-- START Dataset excerpts --

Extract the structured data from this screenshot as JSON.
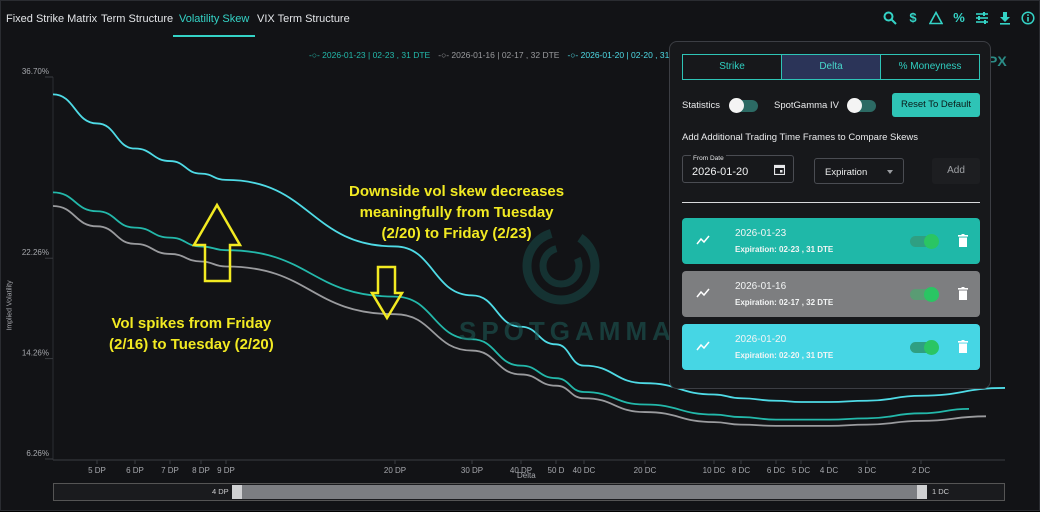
{
  "nav": {
    "tabs": [
      {
        "label": "Fixed Strike Matrix"
      },
      {
        "label": "Term Structure"
      },
      {
        "label": "Volatility Skew"
      },
      {
        "label": "VIX Term Structure"
      }
    ],
    "tool_icons": [
      "search-icon",
      "dollar-icon",
      "triangle-icon",
      "percent-icon",
      "sliders-icon",
      "download-icon",
      "info-icon"
    ]
  },
  "chart_data": {
    "type": "line",
    "xlabel": "Delta",
    "ylabel": "Implied Volatility",
    "y_ticks": [
      "36.70%",
      "22.26%",
      "14.26%",
      "6.26%"
    ],
    "x_ticks": [
      "5 DP",
      "6 DP",
      "7 DP",
      "8 DP",
      "9 DP",
      "20 DP",
      "30 DP",
      "40 DP",
      "50 D",
      "40 DC",
      "20 DC",
      "10 DC",
      "8 DC",
      "6 DC",
      "5 DC",
      "4 DC",
      "3 DC",
      "2 DC"
    ],
    "series": [
      {
        "name": "2026-01-23 | 02-23 , 31 DTE",
        "color": "#23b8aa",
        "values": [
          26.0,
          24.7,
          23.9,
          23.2,
          22.9,
          19.2,
          15.8,
          13.7,
          12.7,
          11.6,
          10.6,
          9.8,
          9.6,
          9.4,
          9.4,
          9.4,
          9.5,
          9.9
        ]
      },
      {
        "name": "2026-01-16 | 02-17 , 32 DTE",
        "color": "#9a9b9e",
        "values": [
          24.8,
          23.4,
          22.6,
          22.0,
          21.6,
          17.8,
          14.9,
          13.0,
          12.1,
          11.1,
          10.0,
          9.2,
          9.0,
          8.9,
          8.9,
          8.9,
          9.0,
          9.3
        ]
      },
      {
        "name": "2026-01-20 | 02-20 , 31 DTE",
        "color": "#4fdbe6",
        "values": [
          33.0,
          31.0,
          30.0,
          29.0,
          28.5,
          23.2,
          19.3,
          16.8,
          15.4,
          13.7,
          12.3,
          11.4,
          11.1,
          10.9,
          10.8,
          10.8,
          10.9,
          11.3
        ]
      }
    ],
    "annotations": [
      {
        "text": "Downside vol skew decreases meaningfully from Tuesday (2/20) to Friday (2/23)",
        "lines": [
          "Downside vol skew decreases",
          "meaningfully from Tuesday",
          "(2/20) to Friday (2/23)"
        ]
      },
      {
        "text": "Vol spikes from Friday (2/16) to Tuesday (2/20)",
        "lines": [
          "Vol spikes from Friday",
          "(2/16) to Tuesday (2/20)"
        ]
      }
    ],
    "watermark": "SPOTGAMMA",
    "range": {
      "start_label": "4 DP",
      "end_label": "1 DC"
    }
  },
  "panel": {
    "modes": [
      {
        "label": "Strike"
      },
      {
        "label": "Delta"
      },
      {
        "label": "% Moneyness"
      }
    ],
    "active_mode": "Delta",
    "statistics_label": "Statistics",
    "spotgamma_iv_label": "SpotGamma IV",
    "reset_label": "Reset To Default",
    "compare_heading": "Add Additional Trading Time Frames to Compare Skews",
    "from_date_caption": "From Date",
    "from_date_value": "2026-01-20",
    "select_value": "Expiration",
    "add_label": "Add",
    "cards": [
      {
        "date": "2026-01-23",
        "expiration": "Expiration: 02-23 , 31 DTE",
        "color": "#1fb8a8"
      },
      {
        "date": "2026-01-16",
        "expiration": "Expiration: 02-17 , 32 DTE",
        "color": "#7d7e80"
      },
      {
        "date": "2026-01-20",
        "expiration": "Expiration: 02-20 , 31 DTE",
        "color": "#46d6e4"
      }
    ]
  },
  "corner_partial": "PX"
}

-- END Dataset excerpts --

**Problem to solve:** Repeat the records above verbatim, with no pictures in the result.

**Exercise answer:**
Extract the structured data from this screenshot as JSON.
{
  "nav": {
    "tabs": [
      {
        "label": "Fixed Strike Matrix"
      },
      {
        "label": "Term Structure"
      },
      {
        "label": "Volatility Skew"
      },
      {
        "label": "VIX Term Structure"
      }
    ],
    "tool_icons": [
      "search-icon",
      "dollar-icon",
      "triangle-icon",
      "percent-icon",
      "sliders-icon",
      "download-icon",
      "info-icon"
    ]
  },
  "chart_data": {
    "type": "line",
    "xlabel": "Delta",
    "ylabel": "Implied Volatility",
    "y_ticks": [
      "36.70%",
      "22.26%",
      "14.26%",
      "6.26%"
    ],
    "x_ticks": [
      "5 DP",
      "6 DP",
      "7 DP",
      "8 DP",
      "9 DP",
      "20 DP",
      "30 DP",
      "40 DP",
      "50 D",
      "40 DC",
      "20 DC",
      "10 DC",
      "8 DC",
      "6 DC",
      "5 DC",
      "4 DC",
      "3 DC",
      "2 DC"
    ],
    "series": [
      {
        "name": "2026-01-23 | 02-23 , 31 DTE",
        "color": "#23b8aa",
        "values": [
          26.0,
          24.7,
          23.9,
          23.2,
          22.9,
          19.2,
          15.8,
          13.7,
          12.7,
          11.6,
          10.6,
          9.8,
          9.6,
          9.4,
          9.4,
          9.4,
          9.5,
          9.9
        ]
      },
      {
        "name": "2026-01-16 | 02-17 , 32 DTE",
        "color": "#9a9b9e",
        "values": [
          24.8,
          23.4,
          22.6,
          22.0,
          21.6,
          17.8,
          14.9,
          13.0,
          12.1,
          11.1,
          10.0,
          9.2,
          9.0,
          8.9,
          8.9,
          8.9,
          9.0,
          9.3
        ]
      },
      {
        "name": "2026-01-20 | 02-20 , 31 DTE",
        "color": "#4fdbe6",
        "values": [
          33.0,
          31.0,
          30.0,
          29.0,
          28.5,
          23.2,
          19.3,
          16.8,
          15.4,
          13.7,
          12.3,
          11.4,
          11.1,
          10.9,
          10.8,
          10.8,
          10.9,
          11.3
        ]
      }
    ],
    "annotations": [
      {
        "text": "Downside vol skew decreases meaningfully from Tuesday (2/20) to Friday (2/23)",
        "lines": [
          "Downside vol skew decreases",
          "meaningfully from Tuesday",
          "(2/20) to Friday (2/23)"
        ]
      },
      {
        "text": "Vol spikes from Friday (2/16) to Tuesday (2/20)",
        "lines": [
          "Vol spikes from Friday",
          "(2/16) to Tuesday (2/20)"
        ]
      }
    ],
    "watermark": "SPOTGAMMA",
    "range": {
      "start_label": "4 DP",
      "end_label": "1 DC"
    }
  },
  "panel": {
    "modes": [
      {
        "label": "Strike"
      },
      {
        "label": "Delta"
      },
      {
        "label": "% Moneyness"
      }
    ],
    "active_mode": "Delta",
    "statistics_label": "Statistics",
    "spotgamma_iv_label": "SpotGamma IV",
    "reset_label": "Reset To Default",
    "compare_heading": "Add Additional Trading Time Frames to Compare Skews",
    "from_date_caption": "From Date",
    "from_date_value": "2026-01-20",
    "select_value": "Expiration",
    "add_label": "Add",
    "cards": [
      {
        "date": "2026-01-23",
        "expiration": "Expiration: 02-23 , 31 DTE",
        "color": "#1fb8a8"
      },
      {
        "date": "2026-01-16",
        "expiration": "Expiration: 02-17 , 32 DTE",
        "color": "#7d7e80"
      },
      {
        "date": "2026-01-20",
        "expiration": "Expiration: 02-20 , 31 DTE",
        "color": "#46d6e4"
      }
    ]
  },
  "corner_partial": "PX"
}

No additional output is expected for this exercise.